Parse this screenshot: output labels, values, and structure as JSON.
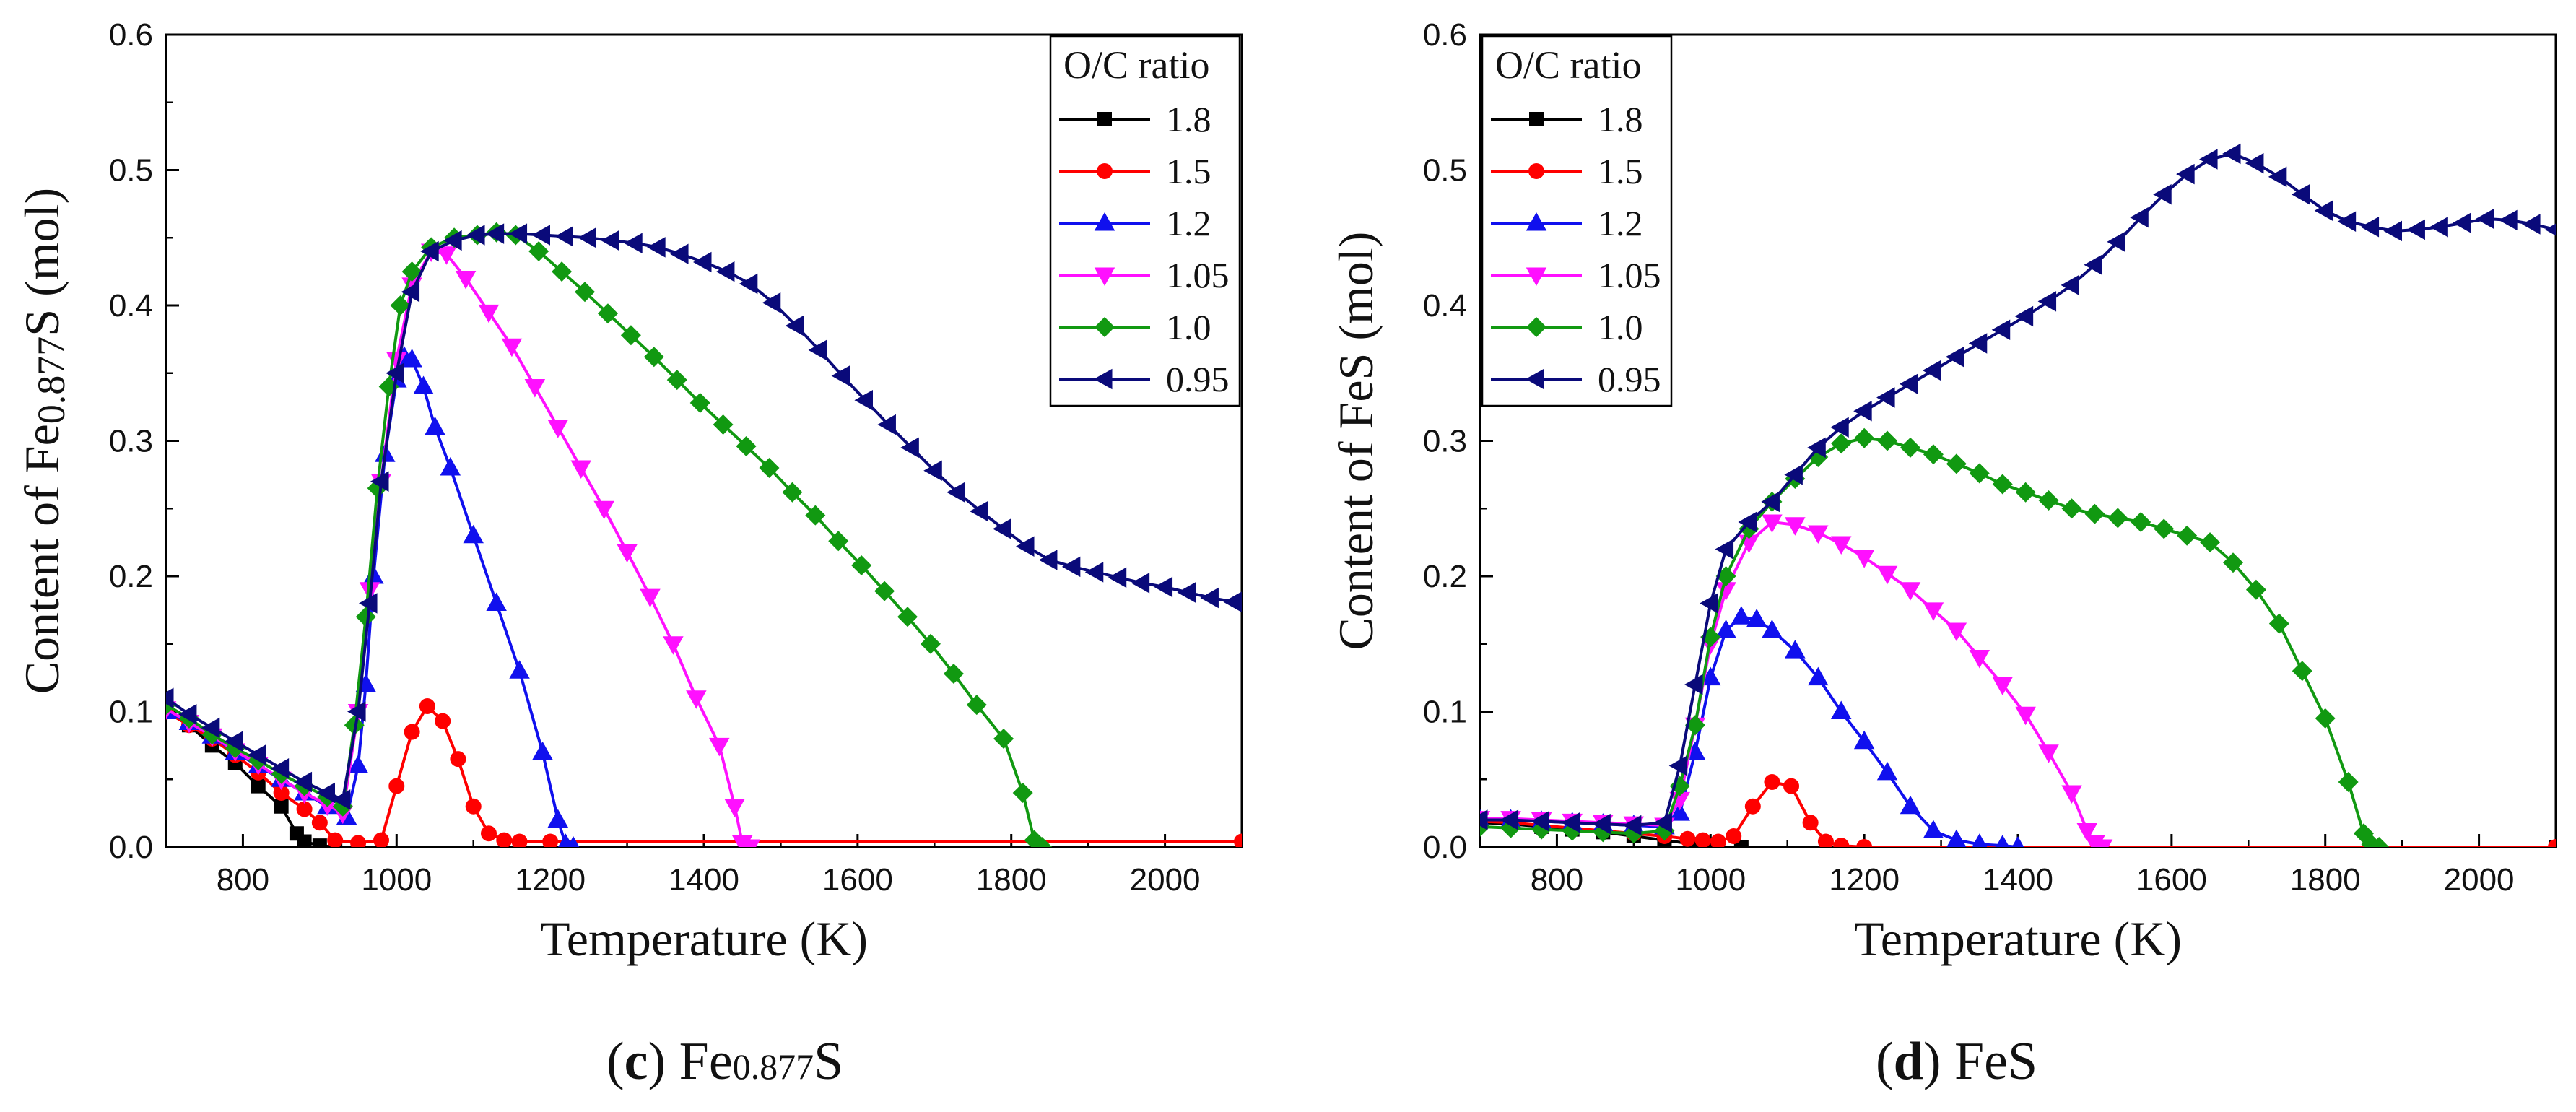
{
  "chart_data": [
    {
      "type": "line",
      "panel_label": "c",
      "caption_prefix": "Fe",
      "caption_subscript": "0.877",
      "caption_suffix": "S",
      "ylabel_prefix": "Content of Fe",
      "ylabel_subscript": "0.877",
      "ylabel_suffix": "S (mol)",
      "xlabel": "Temperature (K)",
      "xlim": [
        700,
        2100
      ],
      "ylim": [
        0,
        0.6
      ],
      "xticks": [
        800,
        1000,
        1200,
        1400,
        1600,
        1800,
        2000
      ],
      "yticks": [
        0.0,
        0.1,
        0.2,
        0.3,
        0.4,
        0.5,
        0.6
      ],
      "legend_title": "O/C ratio",
      "legend_position": "top-right",
      "series": [
        {
          "name": "1.8",
          "color": "#000000",
          "marker": "square",
          "x": [
            700,
            730,
            760,
            790,
            820,
            850,
            870,
            880,
            900,
            920,
            2100
          ],
          "y": [
            0.1,
            0.09,
            0.075,
            0.062,
            0.045,
            0.03,
            0.01,
            0.004,
            0.001,
            0.0,
            0.0
          ]
        },
        {
          "name": "1.5",
          "color": "#ff0000",
          "marker": "circle",
          "x": [
            700,
            730,
            760,
            790,
            820,
            850,
            880,
            900,
            920,
            950,
            980,
            1000,
            1020,
            1040,
            1060,
            1080,
            1100,
            1120,
            1140,
            1160,
            1200,
            2100
          ],
          "y": [
            0.1,
            0.09,
            0.08,
            0.068,
            0.055,
            0.04,
            0.028,
            0.018,
            0.005,
            0.003,
            0.005,
            0.045,
            0.085,
            0.104,
            0.093,
            0.065,
            0.03,
            0.01,
            0.005,
            0.004,
            0.004,
            0.004
          ]
        },
        {
          "name": "1.2",
          "color": "#1010ee",
          "marker": "triangle-up",
          "x": [
            700,
            730,
            760,
            790,
            820,
            850,
            880,
            910,
            935,
            950,
            960,
            970,
            985,
            1000,
            1010,
            1020,
            1035,
            1050,
            1070,
            1100,
            1130,
            1160,
            1190,
            1210,
            1220,
            1230
          ],
          "y": [
            0.1,
            0.092,
            0.082,
            0.07,
            0.06,
            0.05,
            0.04,
            0.03,
            0.022,
            0.06,
            0.12,
            0.2,
            0.29,
            0.345,
            0.362,
            0.36,
            0.34,
            0.31,
            0.28,
            0.23,
            0.18,
            0.13,
            0.07,
            0.02,
            0.002,
            0.0
          ]
        },
        {
          "name": "1.05",
          "color": "#ff10ff",
          "marker": "triangle-down",
          "x": [
            700,
            730,
            760,
            790,
            820,
            850,
            880,
            910,
            930,
            950,
            965,
            980,
            1000,
            1020,
            1045,
            1065,
            1090,
            1120,
            1150,
            1180,
            1210,
            1240,
            1270,
            1300,
            1330,
            1360,
            1390,
            1420,
            1440,
            1450,
            1460
          ],
          "y": [
            0.102,
            0.092,
            0.082,
            0.071,
            0.061,
            0.05,
            0.04,
            0.031,
            0.025,
            0.1,
            0.19,
            0.27,
            0.36,
            0.415,
            0.44,
            0.438,
            0.42,
            0.395,
            0.37,
            0.34,
            0.31,
            0.28,
            0.25,
            0.218,
            0.185,
            0.15,
            0.11,
            0.075,
            0.03,
            0.003,
            0.0
          ]
        },
        {
          "name": "1.0",
          "color": "#119911",
          "marker": "diamond",
          "x": [
            700,
            730,
            760,
            790,
            820,
            850,
            880,
            910,
            930,
            945,
            960,
            975,
            990,
            1005,
            1020,
            1045,
            1075,
            1105,
            1130,
            1155,
            1185,
            1215,
            1245,
            1275,
            1305,
            1335,
            1365,
            1395,
            1425,
            1455,
            1485,
            1515,
            1545,
            1575,
            1605,
            1635,
            1665,
            1695,
            1725,
            1755,
            1790,
            1815,
            1830,
            1840
          ],
          "y": [
            0.105,
            0.095,
            0.083,
            0.073,
            0.064,
            0.054,
            0.045,
            0.037,
            0.03,
            0.09,
            0.17,
            0.265,
            0.34,
            0.4,
            0.425,
            0.443,
            0.45,
            0.452,
            0.454,
            0.452,
            0.44,
            0.425,
            0.41,
            0.394,
            0.378,
            0.362,
            0.345,
            0.328,
            0.312,
            0.296,
            0.28,
            0.262,
            0.245,
            0.226,
            0.208,
            0.189,
            0.17,
            0.15,
            0.128,
            0.105,
            0.08,
            0.04,
            0.005,
            0.0
          ]
        },
        {
          "name": "0.95",
          "color": "#0a0a7a",
          "marker": "triangle-left",
          "x": [
            700,
            730,
            760,
            790,
            820,
            850,
            880,
            910,
            930,
            950,
            965,
            980,
            1000,
            1020,
            1045,
            1075,
            1105,
            1130,
            1160,
            1190,
            1220,
            1250,
            1280,
            1310,
            1340,
            1370,
            1400,
            1430,
            1460,
            1490,
            1520,
            1550,
            1580,
            1610,
            1640,
            1670,
            1700,
            1730,
            1760,
            1790,
            1820,
            1850,
            1880,
            1910,
            1940,
            1970,
            2000,
            2030,
            2060,
            2090
          ],
          "y": [
            0.11,
            0.098,
            0.088,
            0.078,
            0.068,
            0.058,
            0.048,
            0.04,
            0.035,
            0.1,
            0.18,
            0.27,
            0.35,
            0.41,
            0.44,
            0.448,
            0.452,
            0.453,
            0.453,
            0.452,
            0.451,
            0.45,
            0.448,
            0.446,
            0.443,
            0.438,
            0.432,
            0.425,
            0.416,
            0.402,
            0.385,
            0.367,
            0.348,
            0.33,
            0.312,
            0.295,
            0.278,
            0.262,
            0.248,
            0.235,
            0.222,
            0.212,
            0.207,
            0.203,
            0.199,
            0.195,
            0.192,
            0.188,
            0.184,
            0.181
          ]
        }
      ]
    },
    {
      "type": "line",
      "panel_label": "d",
      "caption_prefix": "FeS",
      "caption_subscript": "",
      "caption_suffix": "",
      "ylabel_prefix": "Content of FeS (mol)",
      "ylabel_subscript": "",
      "ylabel_suffix": "",
      "xlabel": "Temperature (K)",
      "xlim": [
        700,
        2100
      ],
      "ylim": [
        0,
        0.6
      ],
      "xticks": [
        800,
        1000,
        1200,
        1400,
        1600,
        1800,
        2000
      ],
      "yticks": [
        0.0,
        0.1,
        0.2,
        0.3,
        0.4,
        0.5,
        0.6
      ],
      "legend_title": "O/C ratio",
      "legend_position": "top-left",
      "series": [
        {
          "name": "1.8",
          "color": "#000000",
          "marker": "square",
          "x": [
            700,
            740,
            780,
            820,
            860,
            900,
            940,
            980,
            1000,
            1040,
            2100
          ],
          "y": [
            0.018,
            0.017,
            0.015,
            0.013,
            0.011,
            0.008,
            0.005,
            0.002,
            0.0,
            0.0,
            0.0
          ]
        },
        {
          "name": "1.5",
          "color": "#ff0000",
          "marker": "circle",
          "x": [
            700,
            740,
            780,
            820,
            860,
            900,
            940,
            970,
            990,
            1010,
            1030,
            1055,
            1080,
            1105,
            1130,
            1150,
            1170,
            1200,
            2100
          ],
          "y": [
            0.019,
            0.018,
            0.016,
            0.014,
            0.012,
            0.01,
            0.008,
            0.006,
            0.005,
            0.004,
            0.008,
            0.03,
            0.048,
            0.045,
            0.018,
            0.004,
            0.001,
            0.0,
            0.0
          ]
        },
        {
          "name": "1.2",
          "color": "#1010ee",
          "marker": "triangle-up",
          "x": [
            700,
            740,
            780,
            820,
            860,
            900,
            940,
            960,
            980,
            1000,
            1020,
            1040,
            1060,
            1080,
            1110,
            1140,
            1170,
            1200,
            1230,
            1260,
            1290,
            1320,
            1350,
            1380,
            1400
          ],
          "y": [
            0.02,
            0.02,
            0.019,
            0.018,
            0.017,
            0.016,
            0.015,
            0.025,
            0.07,
            0.125,
            0.16,
            0.17,
            0.168,
            0.16,
            0.145,
            0.125,
            0.1,
            0.078,
            0.055,
            0.03,
            0.012,
            0.005,
            0.002,
            0.001,
            0.0
          ]
        },
        {
          "name": "1.05",
          "color": "#ff10ff",
          "marker": "triangle-down",
          "x": [
            700,
            740,
            780,
            820,
            860,
            900,
            940,
            960,
            980,
            1000,
            1020,
            1050,
            1080,
            1110,
            1140,
            1170,
            1200,
            1230,
            1260,
            1290,
            1320,
            1350,
            1380,
            1410,
            1440,
            1470,
            1490,
            1500,
            1510
          ],
          "y": [
            0.021,
            0.021,
            0.02,
            0.019,
            0.018,
            0.017,
            0.016,
            0.035,
            0.09,
            0.15,
            0.19,
            0.225,
            0.24,
            0.238,
            0.232,
            0.224,
            0.214,
            0.202,
            0.19,
            0.175,
            0.16,
            0.14,
            0.12,
            0.098,
            0.07,
            0.04,
            0.012,
            0.003,
            0.0
          ]
        },
        {
          "name": "1.0",
          "color": "#119911",
          "marker": "diamond",
          "x": [
            700,
            740,
            780,
            820,
            860,
            900,
            940,
            960,
            980,
            1000,
            1020,
            1050,
            1080,
            1110,
            1140,
            1170,
            1200,
            1230,
            1260,
            1290,
            1320,
            1350,
            1380,
            1410,
            1440,
            1470,
            1500,
            1530,
            1560,
            1590,
            1620,
            1650,
            1680,
            1710,
            1740,
            1770,
            1800,
            1830,
            1850,
            1860,
            1870
          ],
          "y": [
            0.015,
            0.014,
            0.013,
            0.012,
            0.011,
            0.01,
            0.012,
            0.045,
            0.09,
            0.155,
            0.2,
            0.235,
            0.255,
            0.272,
            0.288,
            0.298,
            0.302,
            0.3,
            0.295,
            0.29,
            0.283,
            0.276,
            0.268,
            0.262,
            0.256,
            0.25,
            0.246,
            0.243,
            0.24,
            0.235,
            0.23,
            0.225,
            0.21,
            0.19,
            0.165,
            0.13,
            0.095,
            0.048,
            0.01,
            0.002,
            0.0
          ]
        },
        {
          "name": "0.95",
          "color": "#0a0a7a",
          "marker": "triangle-left",
          "x": [
            700,
            740,
            780,
            820,
            860,
            900,
            940,
            960,
            980,
            1000,
            1020,
            1050,
            1080,
            1110,
            1140,
            1170,
            1200,
            1230,
            1260,
            1290,
            1320,
            1350,
            1380,
            1410,
            1440,
            1470,
            1500,
            1530,
            1560,
            1590,
            1620,
            1650,
            1680,
            1710,
            1740,
            1770,
            1800,
            1830,
            1860,
            1890,
            1920,
            1950,
            1980,
            2010,
            2040,
            2070,
            2100
          ],
          "y": [
            0.02,
            0.02,
            0.019,
            0.018,
            0.017,
            0.016,
            0.018,
            0.06,
            0.12,
            0.18,
            0.22,
            0.24,
            0.255,
            0.275,
            0.295,
            0.31,
            0.322,
            0.332,
            0.342,
            0.352,
            0.362,
            0.372,
            0.382,
            0.392,
            0.403,
            0.415,
            0.43,
            0.447,
            0.465,
            0.482,
            0.497,
            0.508,
            0.512,
            0.505,
            0.495,
            0.482,
            0.47,
            0.462,
            0.458,
            0.455,
            0.456,
            0.458,
            0.461,
            0.464,
            0.463,
            0.46,
            0.456
          ]
        }
      ]
    }
  ]
}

◆ **Challenge**: Check each line above for the string "Content", then copy the ones that have it.

◆ **Correct output**:
      "ylabel_prefix": "Content of Fe",
      "ylabel_prefix": "Content of FeS (mol)",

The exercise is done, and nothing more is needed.